- Source:
He did, however, say he wanted a little brother or sister to see how his older siblings viewed him, which is where Yuka came in.

In this version, Yuuya kinda-ish turns good before he’s murdered by Yoshikazu, but there’s really no redeeming this guy so I didn’t care. Probably a mistake putting this episode right after the one in which, in the secret ending, he viciously stabs two of his friends to death. One of which, he actually gets pissed because she wouldn’t scream for him like he wanted. I know the darkening has some weight here, but you just confirmed he was a psychopathic murderer even before he came to Heavenly Host, so I don’t know what you want from me.

Episode Seven: Tooth

The final episode is a midquel to the first game in which we follow Tohko. I think I saved Naomi in the first game so I never got Tohko’s part. Though, according to what I read, that path just leads to a bad end anyway.

Tohko is one of several people from Byakudan Senior High School who is lost in Heavenly Host at the same time as the Kisaragi group. Yuuya is one of these students, and Tohko has a bit of a crush on him.

The story starts out with a little backstory on how they wound up doing the Sachiko Ever After ritual (though why they included Kai, a guy they all pretty much hate, I’ll never know.) We then skip forward a little bit to a point where Ryousuke has had his leg lopped off by a booby trap. They’re all frantically trying to find him some help before he bleeds out.

- Written task 1:
Answer these questions from the recap, one line each:
(a) Which school is Tohko from?
(b) What happened to Ryousuke's leg?
(c) Who murders Yuuya in this version?

- Raw data:
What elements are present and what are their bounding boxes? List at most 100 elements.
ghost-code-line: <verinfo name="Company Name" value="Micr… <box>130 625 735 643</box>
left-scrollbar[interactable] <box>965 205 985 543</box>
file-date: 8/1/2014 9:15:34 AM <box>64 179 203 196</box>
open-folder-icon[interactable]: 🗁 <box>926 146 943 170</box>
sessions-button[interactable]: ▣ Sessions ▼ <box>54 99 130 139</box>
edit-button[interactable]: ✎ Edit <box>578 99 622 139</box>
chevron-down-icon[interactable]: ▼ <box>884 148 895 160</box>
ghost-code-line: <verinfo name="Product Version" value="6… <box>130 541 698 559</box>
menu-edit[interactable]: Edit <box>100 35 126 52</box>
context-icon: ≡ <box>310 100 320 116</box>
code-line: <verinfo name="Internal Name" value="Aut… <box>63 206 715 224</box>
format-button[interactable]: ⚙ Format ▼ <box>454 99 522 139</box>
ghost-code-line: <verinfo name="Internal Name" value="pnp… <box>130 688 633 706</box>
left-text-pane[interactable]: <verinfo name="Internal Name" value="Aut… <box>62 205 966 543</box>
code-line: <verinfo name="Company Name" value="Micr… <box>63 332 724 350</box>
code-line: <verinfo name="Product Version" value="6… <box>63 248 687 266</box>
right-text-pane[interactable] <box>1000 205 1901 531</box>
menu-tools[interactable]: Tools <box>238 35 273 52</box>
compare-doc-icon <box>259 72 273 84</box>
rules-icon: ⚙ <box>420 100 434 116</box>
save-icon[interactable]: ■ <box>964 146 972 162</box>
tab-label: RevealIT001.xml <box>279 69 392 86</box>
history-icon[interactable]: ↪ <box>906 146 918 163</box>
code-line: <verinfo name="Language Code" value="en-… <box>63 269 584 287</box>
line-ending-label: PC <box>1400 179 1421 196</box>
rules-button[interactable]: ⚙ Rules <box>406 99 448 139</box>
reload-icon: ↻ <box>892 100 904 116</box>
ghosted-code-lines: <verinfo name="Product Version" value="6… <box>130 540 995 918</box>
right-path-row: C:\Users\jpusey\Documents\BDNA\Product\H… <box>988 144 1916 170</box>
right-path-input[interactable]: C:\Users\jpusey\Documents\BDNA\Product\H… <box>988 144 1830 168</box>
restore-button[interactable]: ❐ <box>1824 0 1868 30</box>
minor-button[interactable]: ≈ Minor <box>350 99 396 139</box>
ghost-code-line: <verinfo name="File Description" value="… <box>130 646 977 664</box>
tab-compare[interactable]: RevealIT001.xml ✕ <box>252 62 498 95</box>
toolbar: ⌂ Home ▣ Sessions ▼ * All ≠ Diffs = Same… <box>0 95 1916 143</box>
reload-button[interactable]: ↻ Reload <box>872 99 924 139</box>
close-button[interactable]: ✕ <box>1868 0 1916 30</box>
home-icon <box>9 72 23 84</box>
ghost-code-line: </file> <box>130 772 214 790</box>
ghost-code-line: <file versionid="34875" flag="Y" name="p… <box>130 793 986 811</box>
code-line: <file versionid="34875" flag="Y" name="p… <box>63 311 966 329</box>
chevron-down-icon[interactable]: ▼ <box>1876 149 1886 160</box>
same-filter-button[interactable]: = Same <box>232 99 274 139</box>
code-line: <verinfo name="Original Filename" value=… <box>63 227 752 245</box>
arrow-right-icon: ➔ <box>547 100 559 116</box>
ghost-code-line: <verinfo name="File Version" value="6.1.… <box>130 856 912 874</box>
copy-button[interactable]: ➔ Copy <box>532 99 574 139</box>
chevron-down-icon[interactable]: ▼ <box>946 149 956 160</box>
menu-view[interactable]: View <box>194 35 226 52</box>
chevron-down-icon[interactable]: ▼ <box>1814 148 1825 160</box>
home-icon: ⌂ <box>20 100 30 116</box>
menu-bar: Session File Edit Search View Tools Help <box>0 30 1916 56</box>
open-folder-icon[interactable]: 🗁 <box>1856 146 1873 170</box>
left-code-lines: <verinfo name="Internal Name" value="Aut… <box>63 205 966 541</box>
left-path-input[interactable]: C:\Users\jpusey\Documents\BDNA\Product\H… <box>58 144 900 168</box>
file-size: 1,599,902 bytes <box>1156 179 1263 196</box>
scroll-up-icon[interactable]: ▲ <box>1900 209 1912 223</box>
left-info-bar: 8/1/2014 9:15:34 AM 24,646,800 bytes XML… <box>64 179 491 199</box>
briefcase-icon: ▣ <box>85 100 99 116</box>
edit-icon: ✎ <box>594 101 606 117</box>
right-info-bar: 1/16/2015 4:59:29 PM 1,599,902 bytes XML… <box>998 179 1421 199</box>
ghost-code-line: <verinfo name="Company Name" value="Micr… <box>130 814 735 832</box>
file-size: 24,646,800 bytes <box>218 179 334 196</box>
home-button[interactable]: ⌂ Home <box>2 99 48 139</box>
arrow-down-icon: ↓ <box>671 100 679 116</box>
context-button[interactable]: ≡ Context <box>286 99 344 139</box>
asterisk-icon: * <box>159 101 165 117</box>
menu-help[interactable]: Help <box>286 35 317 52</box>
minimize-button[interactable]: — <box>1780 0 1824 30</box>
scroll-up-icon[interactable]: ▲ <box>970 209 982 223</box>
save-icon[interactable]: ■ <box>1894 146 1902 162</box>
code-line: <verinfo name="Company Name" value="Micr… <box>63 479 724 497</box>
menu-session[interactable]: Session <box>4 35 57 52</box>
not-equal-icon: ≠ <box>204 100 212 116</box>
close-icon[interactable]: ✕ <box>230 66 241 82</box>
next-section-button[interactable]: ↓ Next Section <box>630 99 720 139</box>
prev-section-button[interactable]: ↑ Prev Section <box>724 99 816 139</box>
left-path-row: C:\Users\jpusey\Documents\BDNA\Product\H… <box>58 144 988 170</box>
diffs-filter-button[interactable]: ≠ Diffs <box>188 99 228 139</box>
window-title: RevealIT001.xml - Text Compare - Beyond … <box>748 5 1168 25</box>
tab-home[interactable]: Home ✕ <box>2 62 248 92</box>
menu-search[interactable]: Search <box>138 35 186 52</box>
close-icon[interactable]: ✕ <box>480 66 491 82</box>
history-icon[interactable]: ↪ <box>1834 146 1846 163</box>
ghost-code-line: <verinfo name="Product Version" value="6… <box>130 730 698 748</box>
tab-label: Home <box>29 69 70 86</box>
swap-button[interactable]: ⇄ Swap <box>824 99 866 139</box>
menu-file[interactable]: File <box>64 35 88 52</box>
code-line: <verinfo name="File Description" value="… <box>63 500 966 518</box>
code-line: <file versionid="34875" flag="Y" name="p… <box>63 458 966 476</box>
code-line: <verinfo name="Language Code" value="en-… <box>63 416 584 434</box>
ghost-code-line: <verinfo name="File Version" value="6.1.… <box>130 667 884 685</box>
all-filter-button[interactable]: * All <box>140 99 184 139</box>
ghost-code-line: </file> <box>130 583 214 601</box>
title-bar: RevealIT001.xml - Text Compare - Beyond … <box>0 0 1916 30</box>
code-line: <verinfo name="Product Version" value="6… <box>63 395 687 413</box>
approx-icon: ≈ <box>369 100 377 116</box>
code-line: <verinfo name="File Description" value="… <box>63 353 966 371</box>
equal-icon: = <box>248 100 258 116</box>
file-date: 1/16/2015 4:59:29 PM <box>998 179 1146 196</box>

- Written task 2: Print everything in the entries from the very start down to the line containing "file-date: 8/1/2014 9:15:34", including that line, reproduced without changes.

- Exercise output 1:
(a) Byakudan Senior High School.
(b) A booby trap lopped it off.
(c) Yoshikazu.

- Exercise output 2:
What elements are present and what are their bounding boxes? List at most 100 elements.
ghost-code-line: <verinfo name="Company Name" value="Micr… <box>130 625 735 643</box>
left-scrollbar[interactable] <box>965 205 985 543</box>
file-date: 8/1/2014 9:15:34 AM <box>64 179 203 196</box>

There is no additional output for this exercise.